**Work required**.
Please repeat all of the lines that follow, exactly as written.
## start Source data
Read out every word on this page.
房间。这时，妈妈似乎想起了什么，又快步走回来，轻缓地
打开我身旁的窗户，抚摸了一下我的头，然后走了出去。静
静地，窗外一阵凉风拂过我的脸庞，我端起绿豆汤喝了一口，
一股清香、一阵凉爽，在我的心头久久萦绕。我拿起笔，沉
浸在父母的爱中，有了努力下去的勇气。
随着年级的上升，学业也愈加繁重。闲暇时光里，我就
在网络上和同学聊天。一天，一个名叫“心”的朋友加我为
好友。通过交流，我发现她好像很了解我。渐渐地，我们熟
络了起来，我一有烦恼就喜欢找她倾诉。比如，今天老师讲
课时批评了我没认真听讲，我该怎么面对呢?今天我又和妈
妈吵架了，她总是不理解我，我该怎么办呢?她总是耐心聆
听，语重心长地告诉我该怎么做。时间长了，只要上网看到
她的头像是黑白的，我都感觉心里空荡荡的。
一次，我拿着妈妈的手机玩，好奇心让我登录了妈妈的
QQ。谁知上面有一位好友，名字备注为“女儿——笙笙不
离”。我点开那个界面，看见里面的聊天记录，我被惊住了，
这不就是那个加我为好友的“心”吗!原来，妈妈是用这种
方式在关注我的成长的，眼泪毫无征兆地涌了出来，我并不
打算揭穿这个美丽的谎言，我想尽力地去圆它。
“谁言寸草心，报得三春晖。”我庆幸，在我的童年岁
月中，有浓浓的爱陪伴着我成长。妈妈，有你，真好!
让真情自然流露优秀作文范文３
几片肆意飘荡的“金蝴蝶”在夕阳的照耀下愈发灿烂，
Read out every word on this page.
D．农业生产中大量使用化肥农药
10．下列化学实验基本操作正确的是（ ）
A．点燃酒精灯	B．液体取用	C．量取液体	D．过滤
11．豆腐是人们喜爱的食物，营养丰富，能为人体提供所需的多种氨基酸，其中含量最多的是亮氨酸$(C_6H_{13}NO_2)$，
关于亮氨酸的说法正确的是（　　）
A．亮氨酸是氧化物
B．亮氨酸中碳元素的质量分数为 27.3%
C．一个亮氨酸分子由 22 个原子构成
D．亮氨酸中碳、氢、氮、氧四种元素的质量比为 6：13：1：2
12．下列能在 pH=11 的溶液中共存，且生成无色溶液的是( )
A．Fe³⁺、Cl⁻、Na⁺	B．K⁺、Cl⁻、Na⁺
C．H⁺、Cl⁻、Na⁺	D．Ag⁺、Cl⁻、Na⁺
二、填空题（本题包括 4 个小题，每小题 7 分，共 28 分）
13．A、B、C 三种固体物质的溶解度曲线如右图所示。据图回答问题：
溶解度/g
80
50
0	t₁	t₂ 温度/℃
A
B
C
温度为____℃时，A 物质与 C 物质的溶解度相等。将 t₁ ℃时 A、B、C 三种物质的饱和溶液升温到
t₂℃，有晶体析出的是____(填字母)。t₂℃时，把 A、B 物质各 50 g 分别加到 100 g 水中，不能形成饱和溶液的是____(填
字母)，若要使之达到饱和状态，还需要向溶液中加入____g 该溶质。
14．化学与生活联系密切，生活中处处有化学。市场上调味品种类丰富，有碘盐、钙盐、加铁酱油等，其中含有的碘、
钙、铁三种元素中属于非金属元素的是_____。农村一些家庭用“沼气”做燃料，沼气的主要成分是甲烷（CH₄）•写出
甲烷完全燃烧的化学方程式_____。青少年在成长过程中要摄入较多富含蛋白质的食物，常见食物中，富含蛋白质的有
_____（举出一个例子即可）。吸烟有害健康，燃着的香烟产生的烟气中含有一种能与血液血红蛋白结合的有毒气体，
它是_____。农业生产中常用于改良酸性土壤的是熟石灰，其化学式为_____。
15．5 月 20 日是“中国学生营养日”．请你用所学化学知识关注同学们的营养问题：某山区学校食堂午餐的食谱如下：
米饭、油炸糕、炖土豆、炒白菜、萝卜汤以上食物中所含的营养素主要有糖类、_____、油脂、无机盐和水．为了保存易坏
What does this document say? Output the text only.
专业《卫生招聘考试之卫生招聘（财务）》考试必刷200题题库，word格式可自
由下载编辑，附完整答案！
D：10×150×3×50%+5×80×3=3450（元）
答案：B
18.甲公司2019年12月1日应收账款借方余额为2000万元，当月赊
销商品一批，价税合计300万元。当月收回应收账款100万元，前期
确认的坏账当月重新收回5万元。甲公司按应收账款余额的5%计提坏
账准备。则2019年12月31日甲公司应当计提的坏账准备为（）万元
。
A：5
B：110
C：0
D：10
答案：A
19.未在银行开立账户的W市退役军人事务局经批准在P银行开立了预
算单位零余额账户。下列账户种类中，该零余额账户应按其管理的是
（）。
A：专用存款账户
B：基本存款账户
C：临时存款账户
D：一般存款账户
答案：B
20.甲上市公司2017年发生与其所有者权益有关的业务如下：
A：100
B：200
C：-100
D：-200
## end Source data
**Exercise answer**.
Read out every word on this page.
房间。这时，妈妈似乎想起了什么，又快步走回来，轻缓地
打开我身旁的窗户，抚摸了一下我的头，然后走了出去。静
静地，窗外一阵凉风拂过我的脸庞，我端起绿豆汤喝了一口，
一股清香、一阵凉爽，在我的心头久久萦绕。我拿起笔，沉
浸在父母的爱中，有了努力下去的勇气。
随着年级的上升，学业也愈加繁重。闲暇时光里，我就
在网络上和同学聊天。一天，一个名叫“心”的朋友加我为
好友。通过交流，我发现她好像很了解我。渐渐地，我们熟
络了起来，我一有烦恼就喜欢找她倾诉。比如，今天老师讲
课时批评了我没认真听讲，我该怎么面对呢?今天我又和妈
妈吵架了，她总是不理解我，我该怎么办呢?她总是耐心聆
听，语重心长地告诉我该怎么做。时间长了，只要上网看到
她的头像是黑白的，我都感觉心里空荡荡的。
一次，我拿着妈妈的手机玩，好奇心让我登录了妈妈的
QQ。谁知上面有一位好友，名字备注为“女儿——笙笙不
离”。我点开那个界面，看见里面的聊天记录，我被惊住了，
这不就是那个加我为好友的“心”吗!原来，妈妈是用这种
方式在关注我的成长的，眼泪毫无征兆地涌了出来，我并不
打算揭穿这个美丽的谎言，我想尽力地去圆它。
“谁言寸草心，报得三春晖。”我庆幸，在我的童年岁
月中，有浓浓的爱陪伴着我成长。妈妈，有你，真好!
让真情自然流露优秀作文范文３
几片肆意飘荡的“金蝴蝶”在夕阳的照耀下愈发灿烂，
Read out every word on this page.
D．农业生产中大量使用化肥农药
10．下列化学实验基本操作正确的是（ ）
A．点燃酒精灯	B．液体取用	C．量取液体	D．过滤
11．豆腐是人们喜爱的食物，营养丰富，能为人体提供所需的多种氨基酸，其中含量最多的是亮氨酸$(C_6H_{13}NO_2)$，
关于亮氨酸的说法正确的是（　　）
A．亮氨酸是氧化物
B．亮氨酸中碳元素的质量分数为 27.3%
C．一个亮氨酸分子由 22 个原子构成
D．亮氨酸中碳、氢、氮、氧四种元素的质量比为 6：13：1：2
12．下列能在 pH=11 的溶液中共存，且生成无色溶液的是( )
A．Fe³⁺、Cl⁻、Na⁺	B．K⁺、Cl⁻、Na⁺
C．H⁺、Cl⁻、Na⁺	D．Ag⁺、Cl⁻、Na⁺
二、填空题（本题包括 4 个小题，每小题 7 分，共 28 分）
13．A、B、C 三种固体物质的溶解度曲线如右图所示。据图回答问题：
溶解度/g
80
50
0	t₁	t₂ 温度/℃
A
B
C
温度为____℃时，A 物质与 C 物质的溶解度相等。将 t₁ ℃时 A、B、C 三种物质的饱和溶液升温到
t₂℃，有晶体析出的是____(填字母)。t₂℃时，把 A、B 物质各 50 g 分别加到 100 g 水中，不能形成饱和溶液的是____(填
字母)，若要使之达到饱和状态，还需要向溶液中加入____g 该溶质。
14．化学与生活联系密切，生活中处处有化学。市场上调味品种类丰富，有碘盐、钙盐、加铁酱油等，其中含有的碘、
钙、铁三种元素中属于非金属元素的是_____。农村一些家庭用“沼气”做燃料，沼气的主要成分是甲烷（CH₄）•写出
甲烷完全燃烧的化学方程式_____。青少年在成长过程中要摄入较多富含蛋白质的食物，常见食物中，富含蛋白质的有
_____（举出一个例子即可）。吸烟有害健康，燃着的香烟产生的烟气中含有一种能与血液血红蛋白结合的有毒气体，
它是_____。农业生产中常用于改良酸性土壤的是熟石灰，其化学式为_____。
15．5 月 20 日是“中国学生营养日”．请你用所学化学知识关注同学们的营养问题：某山区学校食堂午餐的食谱如下：
米饭、油炸糕、炖土豆、炒白菜、萝卜汤以上食物中所含的营养素主要有糖类、_____、油脂、无机盐和水．为了保存易坏
What does this document say? Output the text only.
专业《卫生招聘考试之卫生招聘（财务）》考试必刷200题题库，word格式可自
由下载编辑，附完整答案！
D：10×150×3×50%+5×80×3=3450（元）
答案：B
18.甲公司2019年12月1日应收账款借方余额为2000万元，当月赊
销商品一批，价税合计300万元。当月收回应收账款100万元，前期
确认的坏账当月重新收回5万元。甲公司按应收账款余额的5%计提坏
账准备。则2019年12月31日甲公司应当计提的坏账准备为（）万元
。
A：5
B：110
C：0
D：10
答案：A
19.未在银行开立账户的W市退役军人事务局经批准在P银行开立了预
算单位零余额账户。下列账户种类中，该零余额账户应按其管理的是
（）。
A：专用存款账户
B：基本存款账户
C：临时存款账户
D：一般存款账户
答案：B
20.甲上市公司2017年发生与其所有者权益有关的业务如下：
A：100
B：200
C：-100
D：-200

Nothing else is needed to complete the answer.